Raw records ▸
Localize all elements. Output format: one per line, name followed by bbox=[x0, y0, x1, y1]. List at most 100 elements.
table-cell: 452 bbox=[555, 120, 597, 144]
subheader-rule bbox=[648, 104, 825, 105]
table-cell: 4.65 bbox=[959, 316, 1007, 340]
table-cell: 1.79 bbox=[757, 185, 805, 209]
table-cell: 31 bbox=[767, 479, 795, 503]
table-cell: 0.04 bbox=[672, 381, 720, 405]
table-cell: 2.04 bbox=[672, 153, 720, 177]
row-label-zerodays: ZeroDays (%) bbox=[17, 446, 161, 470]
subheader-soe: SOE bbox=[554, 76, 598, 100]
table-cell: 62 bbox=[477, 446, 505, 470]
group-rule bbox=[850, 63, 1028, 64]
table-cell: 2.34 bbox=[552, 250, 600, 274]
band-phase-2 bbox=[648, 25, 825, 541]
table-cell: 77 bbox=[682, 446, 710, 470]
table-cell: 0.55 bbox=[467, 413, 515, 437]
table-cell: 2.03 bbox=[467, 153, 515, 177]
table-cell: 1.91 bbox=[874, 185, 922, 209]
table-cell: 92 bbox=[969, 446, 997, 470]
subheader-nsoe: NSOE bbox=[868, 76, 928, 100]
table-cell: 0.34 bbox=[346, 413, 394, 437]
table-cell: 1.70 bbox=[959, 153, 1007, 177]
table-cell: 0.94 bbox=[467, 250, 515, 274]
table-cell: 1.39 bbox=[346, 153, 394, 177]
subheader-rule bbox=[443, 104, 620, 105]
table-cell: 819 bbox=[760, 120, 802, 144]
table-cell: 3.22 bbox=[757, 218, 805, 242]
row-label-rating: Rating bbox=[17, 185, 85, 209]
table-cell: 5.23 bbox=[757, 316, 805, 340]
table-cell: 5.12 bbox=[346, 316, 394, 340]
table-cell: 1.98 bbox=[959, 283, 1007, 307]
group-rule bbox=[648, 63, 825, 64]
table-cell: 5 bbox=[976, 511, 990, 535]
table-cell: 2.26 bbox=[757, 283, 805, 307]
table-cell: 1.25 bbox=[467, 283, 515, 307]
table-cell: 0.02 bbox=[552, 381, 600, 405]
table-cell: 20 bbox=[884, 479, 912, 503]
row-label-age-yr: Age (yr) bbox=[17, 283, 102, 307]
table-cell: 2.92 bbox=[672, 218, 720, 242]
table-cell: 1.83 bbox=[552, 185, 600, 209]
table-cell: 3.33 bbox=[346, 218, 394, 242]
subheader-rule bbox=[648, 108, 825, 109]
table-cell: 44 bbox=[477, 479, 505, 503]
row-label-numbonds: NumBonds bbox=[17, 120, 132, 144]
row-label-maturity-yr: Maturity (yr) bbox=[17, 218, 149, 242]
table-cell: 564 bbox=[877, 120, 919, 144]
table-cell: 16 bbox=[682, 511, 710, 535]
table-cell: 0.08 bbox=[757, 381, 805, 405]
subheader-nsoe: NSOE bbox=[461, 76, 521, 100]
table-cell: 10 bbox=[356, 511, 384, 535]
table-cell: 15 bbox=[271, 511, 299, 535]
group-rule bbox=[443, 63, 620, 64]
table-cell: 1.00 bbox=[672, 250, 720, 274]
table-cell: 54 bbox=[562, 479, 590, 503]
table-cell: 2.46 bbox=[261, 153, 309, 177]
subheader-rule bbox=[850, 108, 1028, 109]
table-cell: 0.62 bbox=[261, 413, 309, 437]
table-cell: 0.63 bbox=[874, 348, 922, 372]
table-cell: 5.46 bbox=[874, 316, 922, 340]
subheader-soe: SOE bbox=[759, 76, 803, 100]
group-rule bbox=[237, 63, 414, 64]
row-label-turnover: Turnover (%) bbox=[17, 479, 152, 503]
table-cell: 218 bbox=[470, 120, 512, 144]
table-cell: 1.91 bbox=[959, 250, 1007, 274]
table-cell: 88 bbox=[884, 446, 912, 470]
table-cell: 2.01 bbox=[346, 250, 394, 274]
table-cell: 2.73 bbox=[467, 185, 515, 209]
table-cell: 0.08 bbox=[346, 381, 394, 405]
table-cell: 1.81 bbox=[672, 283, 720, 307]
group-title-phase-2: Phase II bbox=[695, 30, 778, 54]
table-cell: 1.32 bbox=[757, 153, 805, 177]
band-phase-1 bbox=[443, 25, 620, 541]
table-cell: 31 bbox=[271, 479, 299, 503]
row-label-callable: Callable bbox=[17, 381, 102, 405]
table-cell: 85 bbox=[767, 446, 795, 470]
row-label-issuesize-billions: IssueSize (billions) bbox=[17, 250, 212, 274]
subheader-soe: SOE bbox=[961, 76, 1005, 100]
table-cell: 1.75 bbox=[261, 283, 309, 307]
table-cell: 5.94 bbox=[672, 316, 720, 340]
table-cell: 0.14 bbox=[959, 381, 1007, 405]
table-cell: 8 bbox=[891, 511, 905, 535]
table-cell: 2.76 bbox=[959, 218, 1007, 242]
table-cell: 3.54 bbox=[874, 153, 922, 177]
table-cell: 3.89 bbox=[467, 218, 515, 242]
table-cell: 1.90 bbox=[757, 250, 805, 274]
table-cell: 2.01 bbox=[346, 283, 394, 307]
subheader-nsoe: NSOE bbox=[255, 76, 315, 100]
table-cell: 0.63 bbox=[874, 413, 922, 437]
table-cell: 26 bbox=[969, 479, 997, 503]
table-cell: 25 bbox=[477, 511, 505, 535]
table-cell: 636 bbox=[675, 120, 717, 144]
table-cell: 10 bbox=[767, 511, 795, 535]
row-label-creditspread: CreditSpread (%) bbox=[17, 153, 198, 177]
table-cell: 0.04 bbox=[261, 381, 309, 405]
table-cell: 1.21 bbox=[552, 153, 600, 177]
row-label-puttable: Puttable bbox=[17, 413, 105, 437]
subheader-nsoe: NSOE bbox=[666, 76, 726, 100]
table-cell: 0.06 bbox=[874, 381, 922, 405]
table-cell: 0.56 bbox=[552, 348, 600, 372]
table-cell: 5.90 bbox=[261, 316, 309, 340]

Given request ▸ Quote all of the lines above verbatim.

Answer to the exercise ▸
Localize all elements. Output format: one per line, name followed by bbox=[x0, y0, x1, y1]. List at most 100 elements.
table-cell: 452 bbox=[555, 120, 597, 144]
subheader-rule bbox=[648, 104, 825, 105]
table-cell: 4.65 bbox=[959, 316, 1007, 340]
table-cell: 1.79 bbox=[757, 185, 805, 209]
table-cell: 31 bbox=[767, 479, 795, 503]
table-cell: 0.04 bbox=[672, 381, 720, 405]
table-cell: 2.04 bbox=[672, 153, 720, 177]
row-label-zerodays: ZeroDays (%) bbox=[17, 446, 161, 470]
subheader-soe: SOE bbox=[554, 76, 598, 100]
table-cell: 62 bbox=[477, 446, 505, 470]
group-rule bbox=[850, 63, 1028, 64]
table-cell: 2.34 bbox=[552, 250, 600, 274]
band-phase-2 bbox=[648, 25, 825, 541]
table-cell: 77 bbox=[682, 446, 710, 470]
table-cell: 0.55 bbox=[467, 413, 515, 437]
table-cell: 2.03 bbox=[467, 153, 515, 177]
table-cell: 1.91 bbox=[874, 185, 922, 209]
table-cell: 92 bbox=[969, 446, 997, 470]
subheader-nsoe: NSOE bbox=[868, 76, 928, 100]
table-cell: 0.34 bbox=[346, 413, 394, 437]
table-cell: 1.70 bbox=[959, 153, 1007, 177]
table-cell: 0.94 bbox=[467, 250, 515, 274]
table-cell: 1.39 bbox=[346, 153, 394, 177]
subheader-rule bbox=[443, 104, 620, 105]
table-cell: 819 bbox=[760, 120, 802, 144]
table-cell: 3.22 bbox=[757, 218, 805, 242]
row-label-rating: Rating bbox=[17, 185, 85, 209]
table-cell: 5.23 bbox=[757, 316, 805, 340]
table-cell: 5.12 bbox=[346, 316, 394, 340]
table-cell: 1.98 bbox=[959, 283, 1007, 307]
group-rule bbox=[648, 63, 825, 64]
table-cell: 5 bbox=[976, 511, 990, 535]
table-cell: 2.26 bbox=[757, 283, 805, 307]
table-cell: 1.25 bbox=[467, 283, 515, 307]
table-cell: 0.02 bbox=[552, 381, 600, 405]
table-cell: 20 bbox=[884, 479, 912, 503]
row-label-age-yr: Age (yr) bbox=[17, 283, 102, 307]
table-cell: 2.92 bbox=[672, 218, 720, 242]
table-cell: 1.83 bbox=[552, 185, 600, 209]
table-cell: 3.33 bbox=[346, 218, 394, 242]
subheader-rule bbox=[648, 108, 825, 109]
table-cell: 44 bbox=[477, 479, 505, 503]
row-label-numbonds: NumBonds bbox=[17, 120, 132, 144]
row-label-maturity-yr: Maturity (yr) bbox=[17, 218, 149, 242]
table-cell: 564 bbox=[877, 120, 919, 144]
table-cell: 16 bbox=[682, 511, 710, 535]
table-cell: 0.08 bbox=[757, 381, 805, 405]
subheader-nsoe: NSOE bbox=[461, 76, 521, 100]
table-cell: 10 bbox=[356, 511, 384, 535]
table-cell: 15 bbox=[271, 511, 299, 535]
group-rule bbox=[443, 63, 620, 64]
table-cell: 1.00 bbox=[672, 250, 720, 274]
table-cell: 54 bbox=[562, 479, 590, 503]
table-cell: 2.46 bbox=[261, 153, 309, 177]
subheader-rule bbox=[850, 108, 1028, 109]
table-cell: 0.62 bbox=[261, 413, 309, 437]
table-cell: 0.63 bbox=[874, 348, 922, 372]
table-cell: 5.46 bbox=[874, 316, 922, 340]
subheader-soe: SOE bbox=[759, 76, 803, 100]
group-rule bbox=[237, 63, 414, 64]
row-label-turnover: Turnover (%) bbox=[17, 479, 152, 503]
table-cell: 218 bbox=[470, 120, 512, 144]
table-cell: 1.91 bbox=[959, 250, 1007, 274]
table-cell: 88 bbox=[884, 446, 912, 470]
table-cell: 2.01 bbox=[346, 250, 394, 274]
table-cell: 2.73 bbox=[467, 185, 515, 209]
table-cell: 0.08 bbox=[346, 381, 394, 405]
table-cell: 1.81 bbox=[672, 283, 720, 307]
group-title-phase-2: Phase II bbox=[695, 30, 778, 54]
table-cell: 1.32 bbox=[757, 153, 805, 177]
band-phase-1 bbox=[443, 25, 620, 541]
table-cell: 31 bbox=[271, 479, 299, 503]
row-label-callable: Callable bbox=[17, 381, 102, 405]
table-cell: 85 bbox=[767, 446, 795, 470]
row-label-issuesize-billions: IssueSize (billions) bbox=[17, 250, 212, 274]
subheader-soe: SOE bbox=[961, 76, 1005, 100]
table-cell: 1.75 bbox=[261, 283, 309, 307]
table-cell: 5.94 bbox=[672, 316, 720, 340]
table-cell: 0.14 bbox=[959, 381, 1007, 405]
table-cell: 8 bbox=[891, 511, 905, 535]
table-cell: 2.76 bbox=[959, 218, 1007, 242]
table-cell: 3.54 bbox=[874, 153, 922, 177]
table-cell: 3.89 bbox=[467, 218, 515, 242]
table-cell: 1.90 bbox=[757, 250, 805, 274]
table-cell: 2.01 bbox=[346, 283, 394, 307]
subheader-nsoe: NSOE bbox=[255, 76, 315, 100]
table-cell: 0.63 bbox=[874, 413, 922, 437]
table-cell: 26 bbox=[969, 479, 997, 503]
table-cell: 25 bbox=[477, 511, 505, 535]
table-cell: 636 bbox=[675, 120, 717, 144]
table-cell: 10 bbox=[767, 511, 795, 535]
row-label-creditspread: CreditSpread (%) bbox=[17, 153, 198, 177]
table-cell: 0.04 bbox=[261, 381, 309, 405]
table-cell: 1.21 bbox=[552, 153, 600, 177]
row-label-puttable: Puttable bbox=[17, 413, 105, 437]
subheader-nsoe: NSOE bbox=[666, 76, 726, 100]
table-cell: 0.06 bbox=[874, 381, 922, 405]
table-cell: 0.56 bbox=[552, 348, 600, 372]
table-cell: 5.90 bbox=[261, 316, 309, 340]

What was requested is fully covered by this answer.